◆ EXERCISE
Your task is to print every entry below exactly as given.

◆ INPUT RECORDS
>>>>>
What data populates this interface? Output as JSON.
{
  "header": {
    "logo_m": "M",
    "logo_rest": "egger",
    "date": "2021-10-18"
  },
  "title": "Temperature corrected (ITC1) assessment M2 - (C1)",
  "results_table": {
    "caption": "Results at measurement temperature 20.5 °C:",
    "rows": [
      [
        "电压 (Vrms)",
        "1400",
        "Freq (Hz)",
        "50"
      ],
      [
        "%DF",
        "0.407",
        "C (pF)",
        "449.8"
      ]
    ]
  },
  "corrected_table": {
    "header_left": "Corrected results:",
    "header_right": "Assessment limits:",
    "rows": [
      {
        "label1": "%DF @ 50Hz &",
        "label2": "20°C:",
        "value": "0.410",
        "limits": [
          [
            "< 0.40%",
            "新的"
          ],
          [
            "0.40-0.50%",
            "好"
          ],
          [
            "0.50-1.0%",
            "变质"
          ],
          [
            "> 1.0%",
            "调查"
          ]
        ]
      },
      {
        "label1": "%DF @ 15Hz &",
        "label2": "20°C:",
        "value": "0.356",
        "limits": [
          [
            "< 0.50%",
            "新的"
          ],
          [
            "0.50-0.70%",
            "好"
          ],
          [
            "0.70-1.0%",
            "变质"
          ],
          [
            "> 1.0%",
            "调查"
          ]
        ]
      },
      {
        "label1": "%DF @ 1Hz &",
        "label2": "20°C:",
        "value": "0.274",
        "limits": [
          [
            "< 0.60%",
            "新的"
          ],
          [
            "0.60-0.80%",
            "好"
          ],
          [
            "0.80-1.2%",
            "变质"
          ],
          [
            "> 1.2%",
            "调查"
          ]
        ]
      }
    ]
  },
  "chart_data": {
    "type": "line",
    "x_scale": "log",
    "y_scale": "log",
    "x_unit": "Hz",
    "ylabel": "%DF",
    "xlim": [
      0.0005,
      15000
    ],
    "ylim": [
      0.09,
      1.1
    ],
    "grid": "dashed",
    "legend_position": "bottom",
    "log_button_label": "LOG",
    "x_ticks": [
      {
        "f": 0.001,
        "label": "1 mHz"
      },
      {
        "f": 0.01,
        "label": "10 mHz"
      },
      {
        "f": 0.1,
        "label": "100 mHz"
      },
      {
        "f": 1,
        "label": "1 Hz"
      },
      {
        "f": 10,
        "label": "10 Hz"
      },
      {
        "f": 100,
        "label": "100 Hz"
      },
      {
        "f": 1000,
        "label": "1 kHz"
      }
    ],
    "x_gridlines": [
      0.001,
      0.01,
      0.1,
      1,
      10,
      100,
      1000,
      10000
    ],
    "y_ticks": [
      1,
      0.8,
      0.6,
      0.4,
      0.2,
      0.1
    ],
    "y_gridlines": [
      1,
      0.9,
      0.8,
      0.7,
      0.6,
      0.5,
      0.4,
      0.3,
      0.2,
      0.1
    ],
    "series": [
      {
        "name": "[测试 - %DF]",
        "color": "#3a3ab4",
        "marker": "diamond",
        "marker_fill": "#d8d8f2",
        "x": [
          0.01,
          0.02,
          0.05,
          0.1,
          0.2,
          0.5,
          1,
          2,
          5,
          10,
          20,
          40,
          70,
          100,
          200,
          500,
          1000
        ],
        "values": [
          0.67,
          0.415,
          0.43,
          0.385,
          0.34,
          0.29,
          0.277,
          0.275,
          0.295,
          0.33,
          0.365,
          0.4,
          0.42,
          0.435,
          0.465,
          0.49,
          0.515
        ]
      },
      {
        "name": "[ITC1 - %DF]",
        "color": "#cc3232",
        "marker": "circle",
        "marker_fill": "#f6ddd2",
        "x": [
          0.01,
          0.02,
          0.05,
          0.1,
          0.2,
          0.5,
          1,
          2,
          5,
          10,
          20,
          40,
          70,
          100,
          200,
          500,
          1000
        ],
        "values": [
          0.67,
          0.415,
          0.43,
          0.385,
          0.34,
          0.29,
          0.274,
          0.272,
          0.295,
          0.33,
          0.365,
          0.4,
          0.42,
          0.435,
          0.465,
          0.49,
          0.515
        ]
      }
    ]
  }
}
<<<<<
◆ WORKED SOLUTION
What data populates this interface? Output as JSON.
{
  "header": {
    "logo_m": "M",
    "logo_rest": "egger",
    "date": "2021-10-18"
  },
  "title": "Temperature corrected (ITC1) assessment M2 - (C1)",
  "results_table": {
    "caption": "Results at measurement temperature 20.5 °C:",
    "rows": [
      [
        "电压 (Vrms)",
        "1400",
        "Freq (Hz)",
        "50"
      ],
      [
        "%DF",
        "0.407",
        "C (pF)",
        "449.8"
      ]
    ]
  },
  "corrected_table": {
    "header_left": "Corrected results:",
    "header_right": "Assessment limits:",
    "rows": [
      {
        "label1": "%DF @ 50Hz &",
        "label2": "20°C:",
        "value": "0.410",
        "limits": [
          [
            "< 0.40%",
            "新的"
          ],
          [
            "0.40-0.50%",
            "好"
          ],
          [
            "0.50-1.0%",
            "变质"
          ],
          [
            "> 1.0%",
            "调查"
          ]
        ]
      },
      {
        "label1": "%DF @ 15Hz &",
        "label2": "20°C:",
        "value": "0.356",
        "limits": [
          [
            "< 0.50%",
            "新的"
          ],
          [
            "0.50-0.70%",
            "好"
          ],
          [
            "0.70-1.0%",
            "变质"
          ],
          [
            "> 1.0%",
            "调查"
          ]
        ]
      },
      {
        "label1": "%DF @ 1Hz &",
        "label2": "20°C:",
        "value": "0.274",
        "limits": [
          [
            "< 0.60%",
            "新的"
          ],
          [
            "0.60-0.80%",
            "好"
          ],
          [
            "0.80-1.2%",
            "变质"
          ],
          [
            "> 1.2%",
            "调查"
          ]
        ]
      }
    ]
  },
  "chart_data": {
    "type": "line",
    "x_scale": "log",
    "y_scale": "log",
    "x_unit": "Hz",
    "ylabel": "%DF",
    "xlim": [
      0.0005,
      15000
    ],
    "ylim": [
      0.09,
      1.1
    ],
    "grid": "dashed",
    "legend_position": "bottom",
    "log_button_label": "LOG",
    "x_ticks": [
      {
        "f": 0.001,
        "label": "1 mHz"
      },
      {
        "f": 0.01,
        "label": "10 mHz"
      },
      {
        "f": 0.1,
        "label": "100 mHz"
      },
      {
        "f": 1,
        "label": "1 Hz"
      },
      {
        "f": 10,
        "label": "10 Hz"
      },
      {
        "f": 100,
        "label": "100 Hz"
      },
      {
        "f": 1000,
        "label": "1 kHz"
      }
    ],
    "x_gridlines": [
      0.001,
      0.01,
      0.1,
      1,
      10,
      100,
      1000,
      10000
    ],
    "y_ticks": [
      1,
      0.8,
      0.6,
      0.4,
      0.2,
      0.1
    ],
    "y_gridlines": [
      1,
      0.9,
      0.8,
      0.7,
      0.6,
      0.5,
      0.4,
      0.3,
      0.2,
      0.1
    ],
    "series": [
      {
        "name": "[测试 - %DF]",
        "color": "#3a3ab4",
        "marker": "diamond",
        "marker_fill": "#d8d8f2",
        "x": [
          0.01,
          0.02,
          0.05,
          0.1,
          0.2,
          0.5,
          1,
          2,
          5,
          10,
          20,
          40,
          70,
          100,
          200,
          500,
          1000
        ],
        "values": [
          0.67,
          0.415,
          0.43,
          0.385,
          0.34,
          0.29,
          0.277,
          0.275,
          0.295,
          0.33,
          0.365,
          0.4,
          0.42,
          0.435,
          0.465,
          0.49,
          0.515
        ]
      },
      {
        "name": "[ITC1 - %DF]",
        "color": "#cc3232",
        "marker": "circle",
        "marker_fill": "#f6ddd2",
        "x": [
          0.01,
          0.02,
          0.05,
          0.1,
          0.2,
          0.5,
          1,
          2,
          5,
          10,
          20,
          40,
          70,
          100,
          200,
          500,
          1000
        ],
        "values": [
          0.67,
          0.415,
          0.43,
          0.385,
          0.34,
          0.29,
          0.274,
          0.272,
          0.295,
          0.33,
          0.365,
          0.4,
          0.42,
          0.435,
          0.465,
          0.49,
          0.515
        ]
      }
    ]
  }
}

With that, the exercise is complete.